#### [PROBLEM]
Restate the records that follow word for word; no pictures should appear.

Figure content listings
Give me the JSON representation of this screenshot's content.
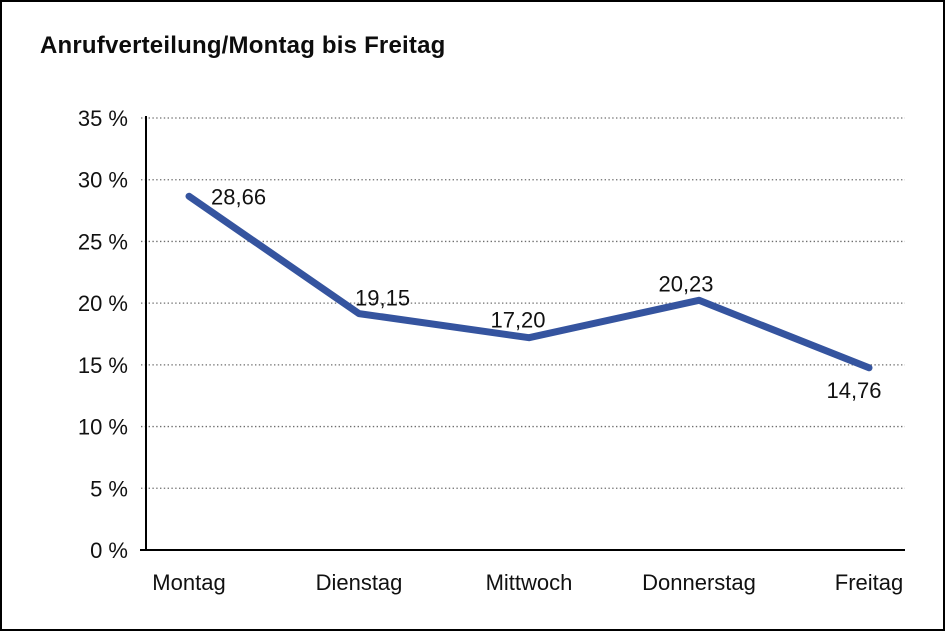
{
  "page": {
    "background_color": "#ffffff",
    "frame_border_color": "#000000"
  },
  "chart_data": {
    "type": "line",
    "title": "Anrufverteilung/Montag bis Freitag",
    "categories": [
      "Montag",
      "Dienstag",
      "Mittwoch",
      "Donnerstag",
      "Freitag"
    ],
    "series": [
      {
        "name": "Anrufverteilung",
        "values": [
          28.66,
          19.15,
          17.2,
          20.23,
          14.76
        ]
      }
    ],
    "data_labels": [
      "28,66",
      "19,15",
      "17,20",
      "20,23",
      "14,76"
    ],
    "xlabel": "",
    "ylabel": "",
    "ylim": [
      0,
      35
    ],
    "y_step": 5,
    "y_tick_labels": [
      "0 %",
      "5 %",
      "10 %",
      "15 %",
      "20 %",
      "25 %",
      "30 %",
      "35 %"
    ],
    "grid": "horizontal-dotted",
    "legend_position": "none",
    "line_color": "#35549f",
    "axis_color": "#000000",
    "gridline_color": "#6e6e6e",
    "text_color": "#111111"
  }
}
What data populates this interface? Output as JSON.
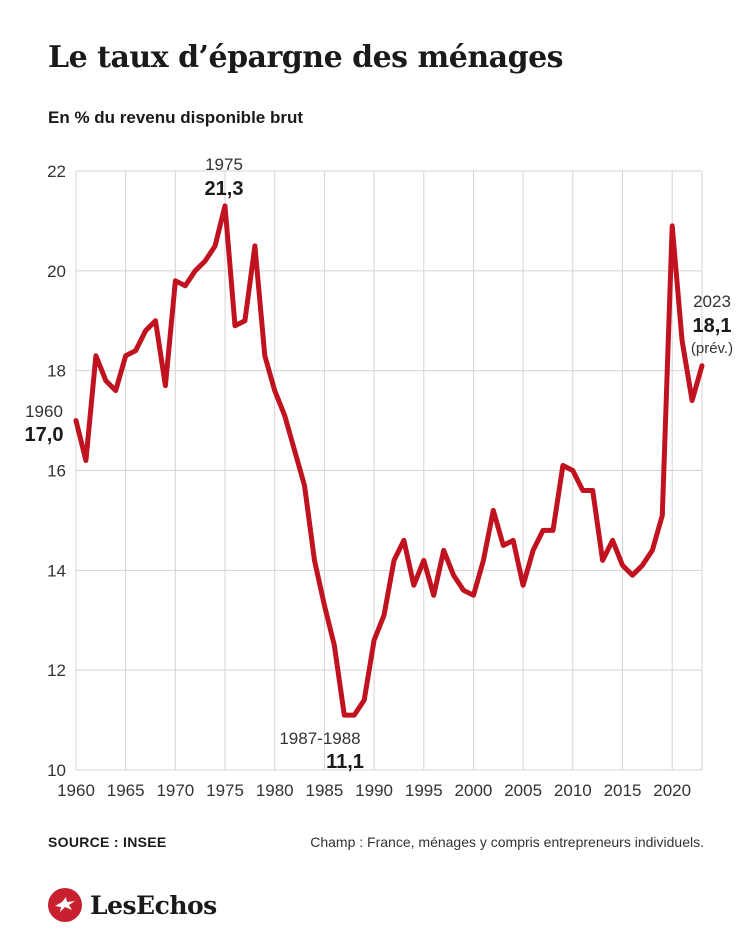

#### [REPLY TO THE EXERCISE]
Give me the JSON representation of this screenshot's content.
{
  "page": {
    "background_color": "#ffffff",
    "frame_border_color": "#000000"
  },
  "chart_data": {
    "type": "line",
    "title": "Anrufverteilung/Montag bis Freitag",
    "categories": [
      "Montag",
      "Dienstag",
      "Mittwoch",
      "Donnerstag",
      "Freitag"
    ],
    "series": [
      {
        "name": "Anrufverteilung",
        "values": [
          28.66,
          19.15,
          17.2,
          20.23,
          14.76
        ]
      }
    ],
    "data_labels": [
      "28,66",
      "19,15",
      "17,20",
      "20,23",
      "14,76"
    ],
    "xlabel": "",
    "ylabel": "",
    "ylim": [
      0,
      35
    ],
    "y_step": 5,
    "y_tick_labels": [
      "0 %",
      "5 %",
      "10 %",
      "15 %",
      "20 %",
      "25 %",
      "30 %",
      "35 %"
    ],
    "grid": "horizontal-dotted",
    "legend_position": "none",
    "line_color": "#35549f",
    "axis_color": "#000000",
    "gridline_color": "#6e6e6e",
    "text_color": "#111111"
  }
}
What data populates this interface? Output as JSON.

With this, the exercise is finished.